## SET OF TASKS
- 1) Duplicate the part of the text about life at Northwestern starting with "Dressing up for" and going on through "a little self-respect.".
- 2) In the text about life at Northwestern, on what road does it say your hookups will come back to haunt you?

## TEXT PROVIDED
People here all have cool backgrounds and interesting stories Most people at Northwestern aren’t vapid, moronic human beings. We’re all pretty cool and interesting. I even know someone from a town who had a guy going around fucking sheep. Yes, you read that right.

Dressing up for parties isn’t as fun and sexy as you thought it’d be In fact, it’s really tiring… I’m just straight up exhausted with seeing decked-out freshmen walk into parties rolling 30-deep. It’s 7 degrees outside. Ditch the skirt that leaves absolutely nothing to the imagination and do your best to obtain a little self-respect.

Dignity is hard! Your hookups will definitely come back to haunt you on your walk down Sheridan Road, and you wont know if a) they remember you and b) if you should say hi. You’ll also probably have had some less than stellar nights and moments at parties where “What the fuck?” was the only possible reaction. Hold your head high and suck it up. You’re better than those moments and people will forget about it. Probably.

That awkwardness doesn’t mean you should be unfriendly as fuck, however. Don’t reinforce the stereotype that we nerds here at Northwestern are also socially incompetent. We all know that you remember taking shots to big booty hoes this weekend, so acknowledge me when I pass you by.

## RECORDS SHOWN
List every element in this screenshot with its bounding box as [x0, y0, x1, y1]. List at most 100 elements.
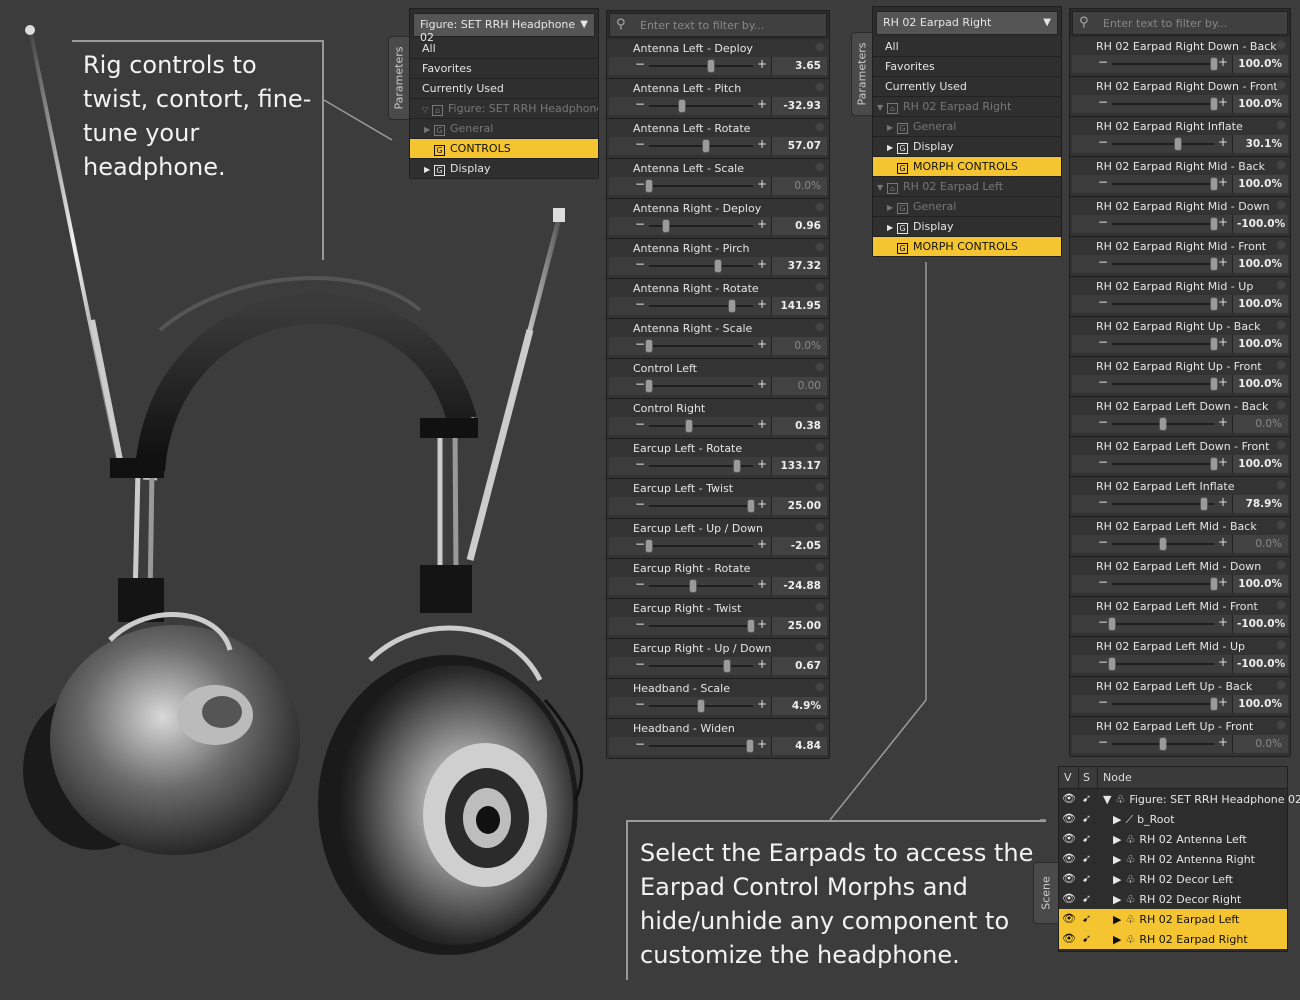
increment-button[interactable]: + [757, 177, 767, 191]
decrement-button[interactable]: − [1098, 655, 1108, 669]
parameter-value-field[interactable]: 4.9% [771, 697, 827, 715]
gear-icon[interactable] [1276, 320, 1286, 330]
increment-button[interactable]: + [1218, 415, 1228, 429]
slider-track-area[interactable]: − + -100.0% [1072, 615, 1288, 633]
decrement-button[interactable]: − [635, 57, 645, 71]
parameter-slider[interactable]: Antenna Left - Scale − +0.0% [607, 159, 829, 199]
gear-icon[interactable] [1276, 40, 1286, 50]
gear-icon[interactable] [1276, 720, 1286, 730]
slider-track-area[interactable]: − + -100.0% [1072, 215, 1288, 233]
slider-track-area[interactable]: − +100.0% [1072, 455, 1288, 473]
slider-thumb[interactable] [1210, 257, 1218, 271]
collapsed-icon[interactable]: ▶ [1113, 853, 1121, 866]
parameter-slider[interactable]: Earcup Left - Twist − +25.00 [607, 479, 829, 519]
selectable-column[interactable]: S [1083, 771, 1090, 784]
scene-node-row[interactable]: 👁 ➹ ▶ ♧ RH 02 Antenna Left [1059, 829, 1287, 849]
increment-button[interactable]: + [1218, 375, 1228, 389]
gear-icon[interactable] [815, 242, 825, 252]
parameter-value-field[interactable]: 25.00 [771, 617, 827, 635]
decrement-button[interactable]: − [635, 377, 645, 391]
slider-track[interactable] [649, 425, 753, 427]
parameter-value-field[interactable]: -100.0% [1232, 615, 1288, 633]
parameter-value-field[interactable]: 0.67 [771, 657, 827, 675]
slider-thumb[interactable] [746, 499, 755, 513]
slider-track[interactable] [1112, 223, 1214, 225]
increment-button[interactable]: + [1218, 495, 1228, 509]
increment-button[interactable]: + [757, 617, 767, 631]
slider-track[interactable] [649, 105, 753, 107]
parameter-slider[interactable]: RH 02 Earpad Left Mid - Down − +100.0% [1070, 557, 1290, 597]
slider-track-area[interactable]: − + -32.93 [609, 97, 827, 115]
slider-track[interactable] [1112, 703, 1214, 705]
eye-icon[interactable]: 👁 [1062, 852, 1076, 865]
scene-node-row[interactable]: 👁 ➹ ▶ ♧ RH 02 Earpad Left [1059, 909, 1287, 929]
parameter-slider[interactable]: RH 02 Earpad Right Mid - Down − + -100.0% [1070, 197, 1290, 237]
slider-track[interactable] [1112, 143, 1214, 145]
gear-icon[interactable] [1276, 120, 1286, 130]
eye-icon[interactable]: 👁 [1062, 892, 1076, 905]
cursor-icon[interactable]: ➹ [1082, 792, 1091, 805]
increment-button[interactable]: + [1218, 295, 1228, 309]
slider-track-area[interactable]: − +57.07 [609, 137, 827, 155]
gear-icon[interactable] [1276, 600, 1286, 610]
gear-icon[interactable] [815, 482, 825, 492]
gear-icon[interactable] [815, 322, 825, 332]
parameter-slider[interactable]: RH 02 Earpad Right Down - Back − +100.0% [1070, 37, 1290, 77]
tree-item-general[interactable]: ▶ G General [410, 119, 598, 139]
eye-icon[interactable]: 👁 [1062, 912, 1076, 925]
slider-thumb[interactable] [1159, 537, 1167, 551]
decrement-button[interactable]: − [635, 577, 645, 591]
parameter-value-field[interactable]: 4.84 [771, 737, 827, 755]
eye-icon[interactable]: 👁 [1062, 872, 1076, 885]
expand-icon[interactable]: ▼ [1103, 793, 1111, 806]
tab-parameters-right[interactable]: Parameters [851, 32, 873, 116]
tree-item-currently-used[interactable]: Currently Used [410, 79, 598, 99]
slider-track-area[interactable]: − +0.0% [1072, 415, 1288, 433]
slider-track[interactable] [649, 505, 753, 507]
slider-thumb[interactable] [1210, 177, 1218, 191]
decrement-button[interactable]: − [635, 417, 645, 431]
slider-thumb[interactable] [1210, 97, 1218, 111]
slider-track-area[interactable]: − +30.1% [1072, 135, 1288, 153]
increment-button[interactable]: + [757, 57, 767, 71]
increment-button[interactable]: + [1218, 255, 1228, 269]
increment-button[interactable]: + [1218, 615, 1228, 629]
parameter-value-field[interactable]: 0.0% [1232, 735, 1288, 753]
tree-item-display[interactable]: ▶ G Display [873, 137, 1061, 157]
slider-thumb[interactable] [746, 619, 755, 633]
parameter-slider[interactable]: RH 02 Earpad Left Down - Back − +0.0% [1070, 397, 1290, 437]
tree-item-display[interactable]: ▶ G Display [410, 159, 598, 179]
increment-button[interactable]: + [1218, 55, 1228, 69]
gear-icon[interactable] [1276, 160, 1286, 170]
decrement-button[interactable]: − [635, 697, 645, 711]
decrement-button[interactable]: − [635, 737, 645, 751]
parameter-value-field[interactable]: 100.0% [1232, 375, 1288, 393]
decrement-button[interactable]: − [635, 497, 645, 511]
decrement-button[interactable]: − [1098, 455, 1108, 469]
slider-thumb[interactable] [713, 259, 722, 273]
parameter-value-field[interactable]: 0.0% [771, 337, 827, 355]
gear-icon[interactable] [1276, 360, 1286, 370]
gear-icon[interactable] [815, 122, 825, 132]
parameter-slider[interactable]: Antenna Right - Pirch − +37.32 [607, 239, 829, 279]
slider-track[interactable] [1112, 463, 1214, 465]
tree-item-figure[interactable]: ▽⌂Figure: SET RRH Headphone 02 [410, 99, 598, 119]
parameter-value-field[interactable]: 78.9% [1232, 495, 1288, 513]
slider-track[interactable] [649, 665, 753, 667]
slider-track-area[interactable]: − +0.67 [609, 657, 827, 675]
slider-track[interactable] [649, 385, 753, 387]
parameter-slider[interactable]: RH 02 Earpad Left Up - Back − +100.0% [1070, 677, 1290, 717]
parameter-slider[interactable]: Earcup Right - Rotate − + -24.88 [607, 559, 829, 599]
decrement-button[interactable]: − [1098, 375, 1108, 389]
collapsed-icon[interactable]: ▶ [1113, 813, 1121, 826]
slider-track-area[interactable]: − +78.9% [1072, 495, 1288, 513]
decrement-button[interactable]: − [1098, 55, 1108, 69]
slider-thumb[interactable] [1159, 417, 1167, 431]
increment-button[interactable]: + [1218, 175, 1228, 189]
parameter-slider[interactable]: RH 02 Earpad Right Up - Front − +100.0% [1070, 357, 1290, 397]
gear-icon[interactable] [1276, 440, 1286, 450]
gear-icon[interactable] [815, 522, 825, 532]
tree-item-earpad-right[interactable]: ▼ ⌂ RH 02 Earpad Right [873, 97, 1061, 117]
visibility-column[interactable]: V [1064, 771, 1072, 784]
parameter-value-field[interactable]: 0.00 [771, 377, 827, 395]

## ANSWERS TO THE EXERCISES
- 1)
Dressing up for parties isn’t as fun and sexy as you thought it’d be In fact, it’s really tiring… I’m just straight up exhausted with seeing decked-out freshmen walk into parties rolling 30-deep. It’s 7 degrees outside. Ditch the skirt that leaves absolutely nothing to the imagination and do your best to obtain a little self-respect.

- 2) Sheridan Road